* **Work to be completed**:
Pictures stay out of the copy; restate everything else in the material exactly.

* **Dataset entries on figures**:

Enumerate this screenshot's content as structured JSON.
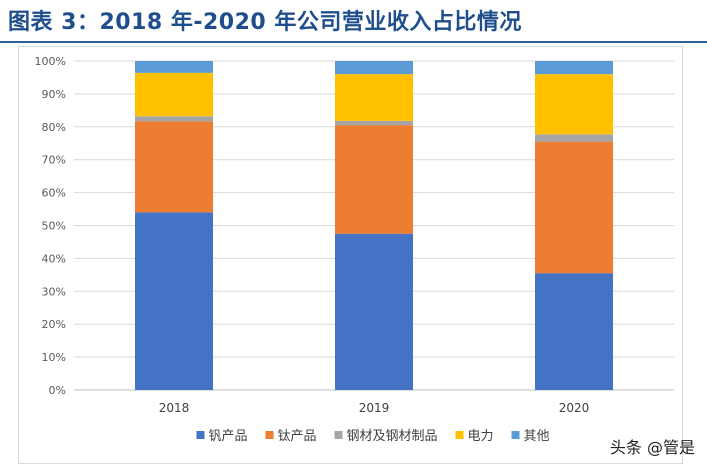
{
  "title": "图表 3：2018 年-2020 年公司营业收入占比情况",
  "watermark": "头条 @管是",
  "chart_data": {
    "type": "bar",
    "stacked": true,
    "categories": [
      "2018",
      "2019",
      "2020"
    ],
    "y_ticks": [
      "0%",
      "10%",
      "20%",
      "30%",
      "40%",
      "50%",
      "60%",
      "70%",
      "80%",
      "90%",
      "100%"
    ],
    "ylim": [
      0,
      100
    ],
    "grid": true,
    "legend_position": "bottom",
    "series": [
      {
        "name": "钒产品",
        "color": "#4472c4",
        "values": [
          54,
          47.5,
          35.5
        ]
      },
      {
        "name": "钛产品",
        "color": "#ed7d31",
        "values": [
          27.7,
          33,
          40
        ]
      },
      {
        "name": "钢材及钢材制品",
        "color": "#a5a5a5",
        "values": [
          1.5,
          1.3,
          2.2
        ]
      },
      {
        "name": "电力",
        "color": "#ffc000",
        "values": [
          13.2,
          14.2,
          18.3
        ]
      },
      {
        "name": "其他",
        "color": "#5b9bd5",
        "values": [
          3.6,
          4,
          4
        ]
      }
    ]
  }
}
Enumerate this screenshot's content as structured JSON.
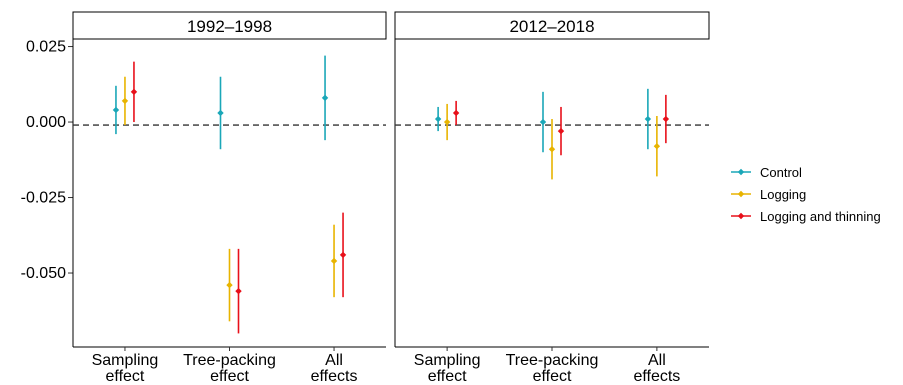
{
  "chart_data": {
    "type": "scatter",
    "subtype": "point-range with error bars, faceted",
    "legend_placement": "right",
    "grid": false,
    "reference_line": {
      "y": -0.001,
      "style": "dashed",
      "color": "#333333"
    },
    "ylim": [
      -0.0745,
      0.0275
    ],
    "yticks": [
      0.025,
      0.0,
      -0.025,
      -0.05
    ],
    "ytick_labels": [
      "0.025",
      "0.000",
      "-0.025",
      "-0.050"
    ],
    "categories": [
      "Sampling\neffect",
      "Tree-packing\neffect",
      "All\neffects"
    ],
    "series_styles": [
      {
        "name": "Control",
        "color": "#1AA7B8"
      },
      {
        "name": "Logging",
        "color": "#E8B400"
      },
      {
        "name": "Logging and thinning",
        "color": "#E8101A"
      }
    ],
    "panels": [
      {
        "title": "1992–1998",
        "series": [
          {
            "name": "Control",
            "points": [
              {
                "category": "Sampling\neffect",
                "y": 0.004,
                "low": -0.004,
                "high": 0.012
              },
              {
                "category": "Tree-packing\neffect",
                "y": 0.003,
                "low": -0.009,
                "high": 0.015
              },
              {
                "category": "All\neffects",
                "y": 0.008,
                "low": -0.006,
                "high": 0.022
              }
            ]
          },
          {
            "name": "Logging",
            "points": [
              {
                "category": "Sampling\neffect",
                "y": 0.007,
                "low": -0.001,
                "high": 0.015
              },
              {
                "category": "Tree-packing\neffect",
                "y": -0.054,
                "low": -0.066,
                "high": -0.042
              },
              {
                "category": "All\neffects",
                "y": -0.046,
                "low": -0.058,
                "high": -0.034
              }
            ]
          },
          {
            "name": "Logging and thinning",
            "points": [
              {
                "category": "Sampling\neffect",
                "y": 0.01,
                "low": 0.0,
                "high": 0.02
              },
              {
                "category": "Tree-packing\neffect",
                "y": -0.056,
                "low": -0.07,
                "high": -0.042
              },
              {
                "category": "All\neffects",
                "y": -0.044,
                "low": -0.058,
                "high": -0.03
              }
            ]
          }
        ]
      },
      {
        "title": "2012–2018",
        "series": [
          {
            "name": "Control",
            "points": [
              {
                "category": "Sampling\neffect",
                "y": 0.001,
                "low": -0.003,
                "high": 0.005
              },
              {
                "category": "Tree-packing\neffect",
                "y": 0.0,
                "low": -0.01,
                "high": 0.01
              },
              {
                "category": "All\neffects",
                "y": 0.001,
                "low": -0.009,
                "high": 0.011
              }
            ]
          },
          {
            "name": "Logging",
            "points": [
              {
                "category": "Sampling\neffect",
                "y": 0.0,
                "low": -0.006,
                "high": 0.006
              },
              {
                "category": "Tree-packing\neffect",
                "y": -0.009,
                "low": -0.019,
                "high": 0.001
              },
              {
                "category": "All\neffects",
                "y": -0.008,
                "low": -0.018,
                "high": 0.002
              }
            ]
          },
          {
            "name": "Logging and thinning",
            "points": [
              {
                "category": "Sampling\neffect",
                "y": 0.003,
                "low": -0.001,
                "high": 0.007
              },
              {
                "category": "Tree-packing\neffect",
                "y": -0.003,
                "low": -0.011,
                "high": 0.005
              },
              {
                "category": "All\neffects",
                "y": 0.001,
                "low": -0.007,
                "high": 0.009
              }
            ]
          }
        ]
      }
    ]
  }
}
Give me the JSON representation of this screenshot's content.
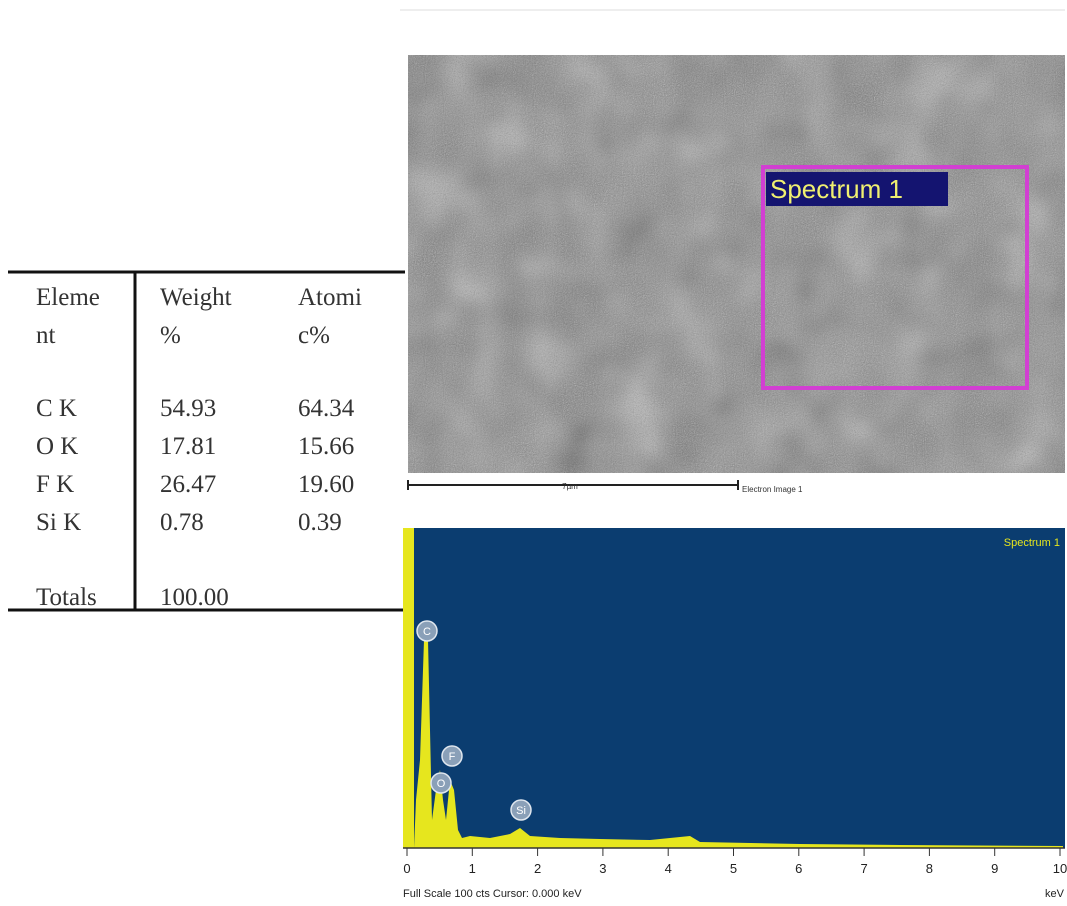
{
  "table": {
    "header": [
      [
        "Eleme",
        "nt"
      ],
      [
        "Weight",
        "%"
      ],
      [
        "Atomi",
        "c%"
      ]
    ],
    "rows": [
      [
        "C K",
        "54.93",
        "64.34"
      ],
      [
        "O K",
        "17.81",
        "15.66"
      ],
      [
        "F K",
        "26.47",
        "19.60"
      ],
      [
        "Si K",
        "0.78",
        "0.39"
      ]
    ],
    "totals": [
      "Totals",
      "100.00"
    ]
  },
  "image": {
    "region_label": "Spectrum 1",
    "scale_label": "7µm",
    "caption": "Electron Image 1"
  },
  "spectrum": {
    "title": "Spectrum 1",
    "peaks": [
      "C",
      "O",
      "F",
      "Si"
    ],
    "xlim": [
      0,
      10
    ],
    "xticks": [
      0,
      1,
      2,
      3,
      4,
      5,
      6,
      7,
      8,
      9,
      10
    ],
    "x_unit": "keV",
    "footer": "Full Scale 100 cts  Cursor: 0.000 keV"
  }
}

* **Answer for the task**:
Enumerate this screenshot's content as structured JSON.
{
  "title": "图表 3：2018 年-2020 年公司营业收入占比情况",
  "watermark": "头条 @管是",
  "chart_data": {
    "type": "bar",
    "stacked": true,
    "categories": [
      "2018",
      "2019",
      "2020"
    ],
    "y_ticks": [
      "0%",
      "10%",
      "20%",
      "30%",
      "40%",
      "50%",
      "60%",
      "70%",
      "80%",
      "90%",
      "100%"
    ],
    "ylim": [
      0,
      100
    ],
    "grid": true,
    "legend_position": "bottom",
    "series": [
      {
        "name": "钒产品",
        "color": "#4472c4",
        "values": [
          54,
          47.5,
          35.5
        ]
      },
      {
        "name": "钛产品",
        "color": "#ed7d31",
        "values": [
          27.7,
          33,
          40
        ]
      },
      {
        "name": "钢材及钢材制品",
        "color": "#a5a5a5",
        "values": [
          1.5,
          1.3,
          2.2
        ]
      },
      {
        "name": "电力",
        "color": "#ffc000",
        "values": [
          13.2,
          14.2,
          18.3
        ]
      },
      {
        "name": "其他",
        "color": "#5b9bd5",
        "values": [
          3.6,
          4,
          4
        ]
      }
    ]
  }
}
Enumerate this screenshot's content as structured JSON.
{
  "chart_data": {
    "type": "scatter",
    "subtype": "point-range with error bars, faceted",
    "legend_placement": "right",
    "grid": false,
    "reference_line": {
      "y": -0.001,
      "style": "dashed",
      "color": "#333333"
    },
    "ylim": [
      -0.0745,
      0.0275
    ],
    "yticks": [
      0.025,
      0.0,
      -0.025,
      -0.05
    ],
    "ytick_labels": [
      "0.025",
      "0.000",
      "-0.025",
      "-0.050"
    ],
    "categories": [
      "Sampling\neffect",
      "Tree-packing\neffect",
      "All\neffects"
    ],
    "series_styles": [
      {
        "name": "Control",
        "color": "#1AA7B8"
      },
      {
        "name": "Logging",
        "color": "#E8B400"
      },
      {
        "name": "Logging and thinning",
        "color": "#E8101A"
      }
    ],
    "panels": [
      {
        "title": "1992–1998",
        "series": [
          {
            "name": "Control",
            "points": [
              {
                "category": "Sampling\neffect",
                "y": 0.004,
                "low": -0.004,
                "high": 0.012
              },
              {
                "category": "Tree-packing\neffect",
                "y": 0.003,
                "low": -0.009,
                "high": 0.015
              },
              {
                "category": "All\neffects",
                "y": 0.008,
                "low": -0.006,
                "high": 0.022
              }
            ]
          },
          {
            "name": "Logging",
            "points": [
              {
                "category": "Sampling\neffect",
                "y": 0.007,
                "low": -0.001,
                "high": 0.015
              },
              {
                "category": "Tree-packing\neffect",
                "y": -0.054,
                "low": -0.066,
                "high": -0.042
              },
              {
                "category": "All\neffects",
                "y": -0.046,
                "low": -0.058,
                "high": -0.034
              }
            ]
          },
          {
            "name": "Logging and thinning",
            "points": [
              {
                "category": "Sampling\neffect",
                "y": 0.01,
                "low": 0.0,
                "high": 0.02
              },
              {
                "category": "Tree-packing\neffect",
                "y": -0.056,
                "low": -0.07,
                "high": -0.042
              },
              {
                "category": "All\neffects",
                "y": -0.044,
                "low": -0.058,
                "high": -0.03
              }
            ]
          }
        ]
      },
      {
        "title": "2012–2018",
        "series": [
          {
            "name": "Control",
            "points": [
              {
                "category": "Sampling\neffect",
                "y": 0.001,
                "low": -0.003,
                "high": 0.005
              },
              {
                "category": "Tree-packing\neffect",
                "y": 0.0,
                "low": -0.01,
                "high": 0.01
              },
              {
                "category": "All\neffects",
                "y": 0.001,
                "low": -0.009,
                "high": 0.011
              }
            ]
          },
          {
            "name": "Logging",
            "points": [
              {
                "category": "Sampling\neffect",
                "y": 0.0,
                "low": -0.006,
                "high": 0.006
              },
              {
                "category": "Tree-packing\neffect",
                "y": -0.009,
                "low": -0.019,
                "high": 0.001
              },
              {
                "category": "All\neffects",
                "y": -0.008,
                "low": -0.018,
                "high": 0.002
              }
            ]
          },
          {
            "name": "Logging and thinning",
            "points": [
              {
                "category": "Sampling\neffect",
                "y": 0.003,
                "low": -0.001,
                "high": 0.007
              },
              {
                "category": "Tree-packing\neffect",
                "y": -0.003,
                "low": -0.011,
                "high": 0.005
              },
              {
                "category": "All\neffects",
                "y": 0.001,
                "low": -0.007,
                "high": 0.009
              }
            ]
          }
        ]
      }
    ]
  }
}
Give me the JSON representation of this screenshot's content.
{
  "table": {
    "header": [
      [
        "Eleme",
        "nt"
      ],
      [
        "Weight",
        "%"
      ],
      [
        "Atomi",
        "c%"
      ]
    ],
    "rows": [
      [
        "C K",
        "54.93",
        "64.34"
      ],
      [
        "O K",
        "17.81",
        "15.66"
      ],
      [
        "F K",
        "26.47",
        "19.60"
      ],
      [
        "Si K",
        "0.78",
        "0.39"
      ]
    ],
    "totals": [
      "Totals",
      "100.00"
    ]
  },
  "image": {
    "region_label": "Spectrum 1",
    "scale_label": "7µm",
    "caption": "Electron Image 1"
  },
  "spectrum": {
    "title": "Spectrum 1",
    "peaks": [
      "C",
      "O",
      "F",
      "Si"
    ],
    "xlim": [
      0,
      10
    ],
    "xticks": [
      0,
      1,
      2,
      3,
      4,
      5,
      6,
      7,
      8,
      9,
      10
    ],
    "x_unit": "keV",
    "footer": "Full Scale 100 cts  Cursor: 0.000 keV"
  }
}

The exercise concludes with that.